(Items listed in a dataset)
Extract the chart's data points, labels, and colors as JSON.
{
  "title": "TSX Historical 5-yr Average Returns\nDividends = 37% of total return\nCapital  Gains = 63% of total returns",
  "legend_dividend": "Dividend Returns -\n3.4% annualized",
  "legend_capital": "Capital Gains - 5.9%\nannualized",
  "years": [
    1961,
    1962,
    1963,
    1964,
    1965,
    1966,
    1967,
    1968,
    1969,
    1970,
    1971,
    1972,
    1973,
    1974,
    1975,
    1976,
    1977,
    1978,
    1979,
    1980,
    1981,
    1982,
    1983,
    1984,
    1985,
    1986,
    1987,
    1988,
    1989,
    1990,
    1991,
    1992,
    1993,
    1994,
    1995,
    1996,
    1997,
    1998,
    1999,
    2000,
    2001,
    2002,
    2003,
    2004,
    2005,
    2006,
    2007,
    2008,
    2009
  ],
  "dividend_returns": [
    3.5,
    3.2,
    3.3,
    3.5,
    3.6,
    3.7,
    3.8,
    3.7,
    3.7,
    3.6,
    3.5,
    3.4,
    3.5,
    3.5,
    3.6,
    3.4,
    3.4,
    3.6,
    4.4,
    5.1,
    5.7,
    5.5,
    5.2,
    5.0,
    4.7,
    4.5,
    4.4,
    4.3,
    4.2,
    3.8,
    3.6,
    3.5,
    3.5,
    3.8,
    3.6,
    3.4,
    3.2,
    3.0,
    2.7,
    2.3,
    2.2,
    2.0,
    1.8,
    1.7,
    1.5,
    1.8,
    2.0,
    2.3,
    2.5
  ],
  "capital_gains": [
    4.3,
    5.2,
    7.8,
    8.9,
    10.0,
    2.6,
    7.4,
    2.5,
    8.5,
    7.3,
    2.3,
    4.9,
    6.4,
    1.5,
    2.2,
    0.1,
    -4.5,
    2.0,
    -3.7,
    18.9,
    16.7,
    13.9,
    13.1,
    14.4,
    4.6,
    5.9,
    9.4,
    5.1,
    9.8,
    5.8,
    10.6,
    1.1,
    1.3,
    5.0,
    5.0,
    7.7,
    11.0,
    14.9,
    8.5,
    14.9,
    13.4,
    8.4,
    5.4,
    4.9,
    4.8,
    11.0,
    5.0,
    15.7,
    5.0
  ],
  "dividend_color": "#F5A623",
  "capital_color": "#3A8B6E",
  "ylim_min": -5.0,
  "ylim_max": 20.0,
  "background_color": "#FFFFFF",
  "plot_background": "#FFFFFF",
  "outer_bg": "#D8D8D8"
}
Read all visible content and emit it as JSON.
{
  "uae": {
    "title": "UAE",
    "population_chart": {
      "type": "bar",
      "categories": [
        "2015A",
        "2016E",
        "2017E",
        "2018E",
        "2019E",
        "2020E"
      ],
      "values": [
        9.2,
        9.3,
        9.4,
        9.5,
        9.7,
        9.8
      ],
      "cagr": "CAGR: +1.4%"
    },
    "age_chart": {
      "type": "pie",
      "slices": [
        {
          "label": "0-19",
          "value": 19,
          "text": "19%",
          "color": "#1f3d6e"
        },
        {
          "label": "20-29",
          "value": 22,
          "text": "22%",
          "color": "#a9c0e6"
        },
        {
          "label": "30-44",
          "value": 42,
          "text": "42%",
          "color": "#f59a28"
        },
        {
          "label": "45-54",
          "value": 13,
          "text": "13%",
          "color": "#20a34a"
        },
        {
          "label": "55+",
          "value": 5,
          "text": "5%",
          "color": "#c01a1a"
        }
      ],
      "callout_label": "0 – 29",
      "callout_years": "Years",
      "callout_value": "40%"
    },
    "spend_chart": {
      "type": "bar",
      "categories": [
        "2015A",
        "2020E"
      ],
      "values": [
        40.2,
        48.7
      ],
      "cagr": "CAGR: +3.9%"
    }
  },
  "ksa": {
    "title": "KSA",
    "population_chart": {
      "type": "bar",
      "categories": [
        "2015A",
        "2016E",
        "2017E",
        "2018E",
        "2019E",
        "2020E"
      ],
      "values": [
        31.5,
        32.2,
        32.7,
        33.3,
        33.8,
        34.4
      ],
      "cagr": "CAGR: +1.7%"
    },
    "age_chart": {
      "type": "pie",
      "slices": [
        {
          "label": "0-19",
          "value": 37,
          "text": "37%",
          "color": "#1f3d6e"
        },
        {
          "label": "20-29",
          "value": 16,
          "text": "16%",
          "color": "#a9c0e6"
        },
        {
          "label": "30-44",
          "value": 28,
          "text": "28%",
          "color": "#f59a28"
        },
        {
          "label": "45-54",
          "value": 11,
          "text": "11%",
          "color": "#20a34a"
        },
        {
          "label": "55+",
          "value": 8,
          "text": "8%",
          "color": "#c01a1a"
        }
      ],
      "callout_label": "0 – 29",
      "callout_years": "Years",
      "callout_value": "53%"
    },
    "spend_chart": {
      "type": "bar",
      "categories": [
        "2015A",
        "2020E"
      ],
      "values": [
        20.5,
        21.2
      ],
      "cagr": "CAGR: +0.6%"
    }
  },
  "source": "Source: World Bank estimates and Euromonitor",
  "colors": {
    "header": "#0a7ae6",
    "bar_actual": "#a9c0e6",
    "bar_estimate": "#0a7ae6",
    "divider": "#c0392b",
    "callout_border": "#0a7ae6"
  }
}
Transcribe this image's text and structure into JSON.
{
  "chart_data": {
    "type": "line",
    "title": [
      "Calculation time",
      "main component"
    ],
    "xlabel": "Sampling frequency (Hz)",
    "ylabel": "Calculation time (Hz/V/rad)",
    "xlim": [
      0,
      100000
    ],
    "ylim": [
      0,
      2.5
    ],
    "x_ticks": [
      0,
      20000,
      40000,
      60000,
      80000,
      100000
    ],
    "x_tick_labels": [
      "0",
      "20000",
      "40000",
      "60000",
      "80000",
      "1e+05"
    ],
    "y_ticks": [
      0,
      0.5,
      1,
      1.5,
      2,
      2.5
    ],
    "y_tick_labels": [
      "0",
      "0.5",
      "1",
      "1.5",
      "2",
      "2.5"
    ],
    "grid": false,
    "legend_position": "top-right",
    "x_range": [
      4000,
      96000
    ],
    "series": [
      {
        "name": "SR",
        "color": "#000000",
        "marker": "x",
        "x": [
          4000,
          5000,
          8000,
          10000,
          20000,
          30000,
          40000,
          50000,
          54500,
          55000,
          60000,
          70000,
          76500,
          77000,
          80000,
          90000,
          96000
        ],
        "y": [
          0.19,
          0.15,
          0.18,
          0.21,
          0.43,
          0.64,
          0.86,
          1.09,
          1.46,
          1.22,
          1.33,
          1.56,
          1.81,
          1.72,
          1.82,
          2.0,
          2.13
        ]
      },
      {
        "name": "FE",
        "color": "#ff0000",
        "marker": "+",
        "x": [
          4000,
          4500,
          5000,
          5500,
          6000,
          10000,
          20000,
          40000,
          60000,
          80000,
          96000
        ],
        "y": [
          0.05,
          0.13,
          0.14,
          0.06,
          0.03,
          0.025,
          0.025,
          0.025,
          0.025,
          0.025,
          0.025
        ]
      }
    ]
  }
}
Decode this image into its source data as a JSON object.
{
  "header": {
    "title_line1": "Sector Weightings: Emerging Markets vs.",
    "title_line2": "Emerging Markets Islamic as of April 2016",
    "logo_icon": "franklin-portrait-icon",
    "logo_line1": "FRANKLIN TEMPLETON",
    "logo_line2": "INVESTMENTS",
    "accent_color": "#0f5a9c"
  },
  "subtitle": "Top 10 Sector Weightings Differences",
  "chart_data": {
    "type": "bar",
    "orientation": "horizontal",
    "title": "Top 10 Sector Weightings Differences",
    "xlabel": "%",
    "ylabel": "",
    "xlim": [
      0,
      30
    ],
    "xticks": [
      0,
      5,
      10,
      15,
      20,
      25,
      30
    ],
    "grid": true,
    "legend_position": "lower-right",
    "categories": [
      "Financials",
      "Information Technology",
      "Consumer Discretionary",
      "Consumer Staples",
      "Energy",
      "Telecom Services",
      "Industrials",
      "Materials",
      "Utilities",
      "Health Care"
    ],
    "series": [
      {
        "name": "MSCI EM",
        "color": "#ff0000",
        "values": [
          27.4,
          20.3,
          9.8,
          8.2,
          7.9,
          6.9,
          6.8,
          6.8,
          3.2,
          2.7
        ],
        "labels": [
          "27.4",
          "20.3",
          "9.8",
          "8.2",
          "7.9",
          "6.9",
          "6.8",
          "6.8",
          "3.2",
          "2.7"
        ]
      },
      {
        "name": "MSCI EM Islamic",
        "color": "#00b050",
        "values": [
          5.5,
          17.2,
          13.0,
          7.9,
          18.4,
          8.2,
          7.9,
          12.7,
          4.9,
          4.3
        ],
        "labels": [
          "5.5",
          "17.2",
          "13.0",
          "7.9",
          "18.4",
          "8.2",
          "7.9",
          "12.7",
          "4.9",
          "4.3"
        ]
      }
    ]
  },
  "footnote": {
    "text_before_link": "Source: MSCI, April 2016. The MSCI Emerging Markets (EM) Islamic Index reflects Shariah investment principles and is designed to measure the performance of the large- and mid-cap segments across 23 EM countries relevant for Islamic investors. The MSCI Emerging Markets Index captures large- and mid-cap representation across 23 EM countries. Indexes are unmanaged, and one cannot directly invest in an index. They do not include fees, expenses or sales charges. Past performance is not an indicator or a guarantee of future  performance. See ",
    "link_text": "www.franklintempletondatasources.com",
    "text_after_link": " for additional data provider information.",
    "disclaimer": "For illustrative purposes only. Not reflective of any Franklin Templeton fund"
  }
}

- [THE PROBLEM]:
Gather up the lines that contain the word "cagr".

- [WRITTEN SOLUTION]:
      "cagr": "CAGR: +1.4%"
      "cagr": "CAGR: +3.9%"
      "cagr": "CAGR: +1.7%"
      "cagr": "CAGR: +0.6%"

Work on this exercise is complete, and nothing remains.